● **EXERCISES TO COMPLETE**
1. What command must be used to register new files, according to the passage on Git workflow and vectorization?
2. Write the next part of the passage on Git workflow and vectorization, starting after its final sentence.

● **SELECTED PASSAGE**
The typical workflow with Git goes as follows.

  1. Before you start working with files, make sure you have the latest version of them by running git pull.
  2. Edit files, remove or create files (new files must be registered by git add).
  3. When a natural piece of work is done, commit your changes by the git commit command.
  4. Implement your changes also in the cloud by doing git push.

A nice feature of Git is that people can edit the same file at the same time and very often Git will be able to automatically merge the changes (!). Therefore, version control is crucial when you work with others or when you do your work on different types of computers. Another key feature is that anyone can at any time view the history of a file, see who did what when, and roll back the entire file collection to a previous commit. This feature is, of course, fundamental for reliable work.

Vectorization

The functions midpoint and trapezoid usually run fast in Python and compute an integral to a satisfactory precision within a fraction of a second. However, long loops in Python may run slowly in more complicated implementations. To increase the speed, the loops can be replaced by vectorized code. The integration functions constitute a simple and good example to illustrate how to vectorize loops.

We have already seen simple examples on vectorization in the section A Python program with vectorization and plotting when we could evaluate a mathematical function \(f(x)\) for a large number of \(x\) values stored in an array. Basically, we can write

def f(x):
    return exp(-x)*sin(x) + 5*x

from numpy import exp, sin, linspace
x = linspace(0, 4, 101)  # coordinates from 100 intervals on [0, 4]
y = f(x)                 # all points evaluated at once

The result y is the array that would be computed if we ran a for loop over the individual x values and called f for each value. Vectorization essentially eliminates this loop in Python (i.e., the looping over x and application of f to each x value are instead performed in a library with fast, compiled code).

● **MATERIAL PROVIDED**
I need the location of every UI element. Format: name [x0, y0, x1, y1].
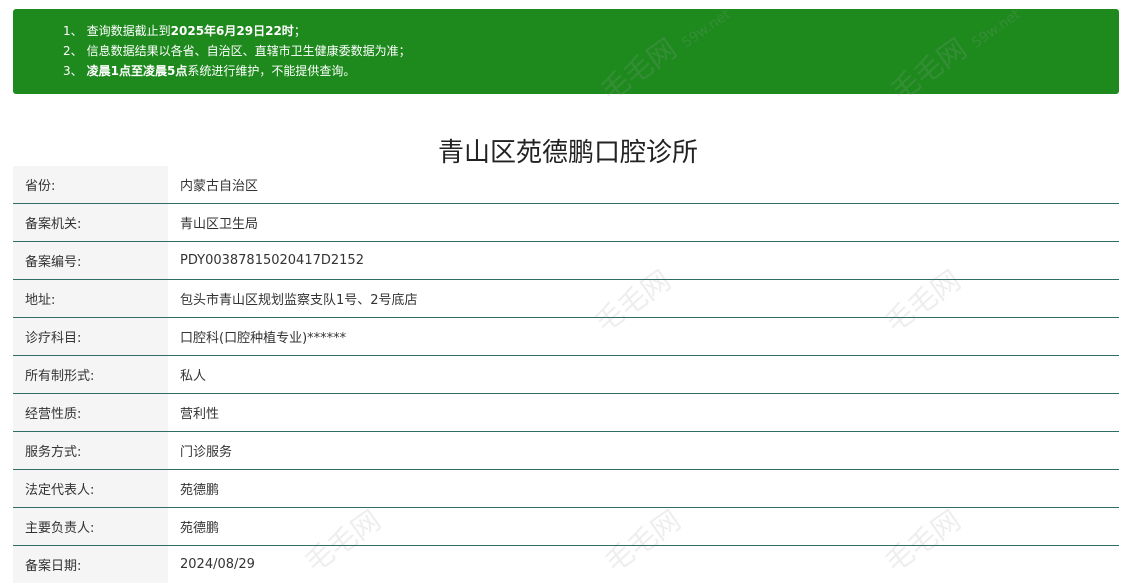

● **TASK-BY-TASK ANSWERS**
1. git add

2.
Vectorizing the midpoint rule

The aim of vectorizing the midpoint and trapezoidal functions is also to remove the explicit loop in Python. We start with vectorizing the midpoint function since trapezoid is not equally straightforward. The fundamental ideas of the vectorized algorithm are to

  1. compute all the evaluation points in one array x
  2. call f(x) to produce an array of corresponding function values
  3. use the sum function to sum the f(x) values

The evaluation points in the midpoint method are \(x_i=a+(i+\frac{1}{2})h\), \(i=0,\ldots,n-1\). That is, \(n\) uniformly distributed coordinates between \(a+h/2\) and \(b-h/2\). Such coordinates can be calculated by x = linspace(a+h/2, b-h/2, n). Given that the Python implementation f of the mathematical function \(f\) works with an array argument, which is very often the case in Python, f(x) will produce all the function values in an array. The array elements are then summed up by sum: sum(f(x)). This sum is to be multiplied by the rectangle width \(h\) to produce the integral value. The complete function is listed below.

from numpy import linspace, sum

def midpoint(f, a, b, n):
    h = float(b-a)/n
    x = linspace(a + h/2, b - h/2, n)
    return h*sum(f(x))

The code is found in the file integration_methods_vec.py.

Let us test the code interactively in a Python shell to compute \(\int_0^1 3t^2dt\). The file with the code above has the name integration_methods_vec.py and is a valid module from which we can import the vectorized function:

>>> from integration_methods_vec import midpoint
>>> from numpy import exp
>>> v = lambda t: 3*t**2*exp(t**3)
>>> midpoint(v, 0, 1, 10)
1.7014827690091872

Note the necessity to use exp from numpy: our v function will be called with x as an array, and the exp function must be capable of working with an array.

The vectorized code performs all loops very efficiently in compiled code, resulting in much faster execution. Moreover, many readers of the code will also say that the algorithm looks clearer than in the loop-based implementation.

Vectorizing the trapezoidal rule

We can use the same approach to vectorize the trapezoid function. However, the trapezoidal rule performs a sum where the end points have different weight. If we do sum(f(x)), we get the end points f(a) and f(b) with weight unity instead of one half. A remedy is to subtract the error from sum(f(x)): sum(f(x)) - 0.5*f(a) - 0.5*f(b). The vectorized version of the trapezoidal method then becomes

def trapezoidal(f, a, b, n):
    h = float(b-a)/n
    x = linspace(a, b, n+1)
    s = sum(f(x)) - 0.5*f(a) - 0.5*f(b)
    return h*s

Measuring computational speed

Now that we have created faster, vectorized versions of functions in the previous section, it is interesting to measure how much faster they are. The purpose of the present section is therefore to explain how we can record the CPU time consumed by a function so we can answer this question. There are many techniques for measuring the CPU time in Python, and here we shall just explain the simplest and most convenient one: the %timeit command in IPython. The following interactive session should illustrate a competition where the vectorized versions of the functions are supposed to win:

In [1]: from integration_methods_vec import midpoint as midpoint_vec

In [3]: from midpoint import midpoint

In [4]: from numpy import exp

In [5]: v = lambda t: 3*t**2*exp(t**3)

In [6]: %timeit midpoint_vec(v, 0, 1, 1000000)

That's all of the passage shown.